_Exercise objective_. Print the data below verbatim, line for line, with no alterations.

_Information given_.
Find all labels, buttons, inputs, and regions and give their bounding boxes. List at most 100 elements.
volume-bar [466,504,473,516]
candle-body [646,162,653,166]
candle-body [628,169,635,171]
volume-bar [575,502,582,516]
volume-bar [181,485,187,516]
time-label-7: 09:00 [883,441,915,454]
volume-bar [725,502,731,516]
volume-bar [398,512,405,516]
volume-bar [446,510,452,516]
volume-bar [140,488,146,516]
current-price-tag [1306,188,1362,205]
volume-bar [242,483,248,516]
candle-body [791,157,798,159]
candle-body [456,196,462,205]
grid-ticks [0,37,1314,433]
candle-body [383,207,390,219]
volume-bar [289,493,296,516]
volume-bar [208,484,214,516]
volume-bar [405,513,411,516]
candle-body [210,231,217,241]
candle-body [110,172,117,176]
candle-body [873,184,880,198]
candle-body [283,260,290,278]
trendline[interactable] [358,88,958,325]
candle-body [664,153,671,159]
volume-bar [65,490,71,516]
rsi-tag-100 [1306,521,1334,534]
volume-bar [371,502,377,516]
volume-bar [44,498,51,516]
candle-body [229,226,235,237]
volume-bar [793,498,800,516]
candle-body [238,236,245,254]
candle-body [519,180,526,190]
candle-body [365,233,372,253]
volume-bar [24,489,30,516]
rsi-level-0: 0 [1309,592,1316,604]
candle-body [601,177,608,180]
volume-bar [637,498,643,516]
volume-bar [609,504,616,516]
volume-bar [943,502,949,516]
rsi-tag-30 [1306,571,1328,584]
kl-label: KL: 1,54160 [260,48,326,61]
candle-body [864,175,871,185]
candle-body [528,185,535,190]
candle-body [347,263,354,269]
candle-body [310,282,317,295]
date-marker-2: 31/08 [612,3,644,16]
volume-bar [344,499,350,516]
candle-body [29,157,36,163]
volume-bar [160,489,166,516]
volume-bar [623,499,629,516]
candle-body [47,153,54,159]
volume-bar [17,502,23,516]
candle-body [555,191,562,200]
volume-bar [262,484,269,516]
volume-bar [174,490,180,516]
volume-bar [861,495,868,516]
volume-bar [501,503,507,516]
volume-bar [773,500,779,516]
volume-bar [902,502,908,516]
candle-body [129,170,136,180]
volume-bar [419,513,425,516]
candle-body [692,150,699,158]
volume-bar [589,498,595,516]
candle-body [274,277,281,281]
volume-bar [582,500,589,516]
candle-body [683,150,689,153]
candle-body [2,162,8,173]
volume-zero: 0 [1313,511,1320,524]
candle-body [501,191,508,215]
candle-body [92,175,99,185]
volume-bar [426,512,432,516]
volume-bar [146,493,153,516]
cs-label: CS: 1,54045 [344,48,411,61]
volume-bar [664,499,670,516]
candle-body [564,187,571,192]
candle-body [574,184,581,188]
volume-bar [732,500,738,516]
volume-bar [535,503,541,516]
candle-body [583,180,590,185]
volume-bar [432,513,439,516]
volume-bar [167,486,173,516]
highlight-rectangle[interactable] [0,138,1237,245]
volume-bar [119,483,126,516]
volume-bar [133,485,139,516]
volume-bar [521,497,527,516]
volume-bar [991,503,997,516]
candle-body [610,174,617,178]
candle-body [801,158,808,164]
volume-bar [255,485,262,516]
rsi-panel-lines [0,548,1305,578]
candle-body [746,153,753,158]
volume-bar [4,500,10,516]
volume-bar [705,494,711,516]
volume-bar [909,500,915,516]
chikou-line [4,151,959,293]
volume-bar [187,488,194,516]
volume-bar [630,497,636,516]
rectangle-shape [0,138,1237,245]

_Answer to the exercise_.
Find all labels, buttons, inputs, and regions and give their bounding boxes. List at most 100 elements.
volume-bar [466,504,473,516]
candle-body [646,162,653,166]
candle-body [628,169,635,171]
volume-bar [575,502,582,516]
volume-bar [181,485,187,516]
time-label-7: 09:00 [883,441,915,454]
volume-bar [725,502,731,516]
volume-bar [398,512,405,516]
volume-bar [446,510,452,516]
volume-bar [140,488,146,516]
current-price-tag [1306,188,1362,205]
volume-bar [242,483,248,516]
candle-body [791,157,798,159]
candle-body [456,196,462,205]
grid-ticks [0,37,1314,433]
candle-body [383,207,390,219]
volume-bar [289,493,296,516]
volume-bar [208,484,214,516]
volume-bar [405,513,411,516]
candle-body [210,231,217,241]
candle-body [110,172,117,176]
candle-body [873,184,880,198]
candle-body [283,260,290,278]
trendline[interactable] [358,88,958,325]
candle-body [664,153,671,159]
volume-bar [65,490,71,516]
rsi-tag-100 [1306,521,1334,534]
volume-bar [371,502,377,516]
volume-bar [44,498,51,516]
candle-body [229,226,235,237]
volume-bar [793,498,800,516]
candle-body [238,236,245,254]
candle-body [519,180,526,190]
candle-body [365,233,372,253]
volume-bar [24,489,30,516]
rsi-level-0: 0 [1309,592,1316,604]
candle-body [601,177,608,180]
volume-bar [637,498,643,516]
volume-bar [609,504,616,516]
volume-bar [943,502,949,516]
rsi-tag-30 [1306,571,1328,584]
kl-label: KL: 1,54160 [260,48,326,61]
candle-body [864,175,871,185]
candle-body [528,185,535,190]
candle-body [347,263,354,269]
candle-body [310,282,317,295]
date-marker-2: 31/08 [612,3,644,16]
volume-bar [344,499,350,516]
candle-body [29,157,36,163]
volume-bar [160,489,166,516]
volume-bar [623,499,629,516]
candle-body [47,153,54,159]
volume-bar [17,502,23,516]
candle-body [555,191,562,200]
volume-bar [262,484,269,516]
volume-bar [174,490,180,516]
volume-bar [861,495,868,516]
volume-bar [501,503,507,516]
volume-bar [773,500,779,516]
volume-bar [902,502,908,516]
candle-body [129,170,136,180]
volume-bar [419,513,425,516]
candle-body [692,150,699,158]
volume-bar [589,498,595,516]
candle-body [274,277,281,281]
volume-bar [582,500,589,516]
candle-body [683,150,689,153]
candle-body [2,162,8,173]
volume-zero: 0 [1313,511,1320,524]
candle-body [501,191,508,215]
candle-body [92,175,99,185]
volume-bar [426,512,432,516]
volume-bar [146,493,153,516]
cs-label: CS: 1,54045 [344,48,411,61]
volume-bar [664,499,670,516]
candle-body [564,187,571,192]
candle-body [574,184,581,188]
volume-bar [732,500,738,516]
volume-bar [535,503,541,516]
candle-body [583,180,590,185]
volume-bar [432,513,439,516]
volume-bar [167,486,173,516]
highlight-rectangle[interactable] [0,138,1237,245]
volume-bar [119,483,126,516]
volume-bar [133,485,139,516]
volume-bar [521,497,527,516]
volume-bar [991,503,997,516]
candle-body [610,174,617,178]
candle-body [801,158,808,164]
volume-bar [255,485,262,516]
rsi-panel-lines [0,548,1305,578]
candle-body [746,153,753,158]
volume-bar [4,500,10,516]
volume-bar [705,494,711,516]
volume-bar [909,500,915,516]
chikou-line [4,151,959,293]
volume-bar [187,488,194,516]
volume-bar [630,497,636,516]
rectangle-shape [0,138,1237,245]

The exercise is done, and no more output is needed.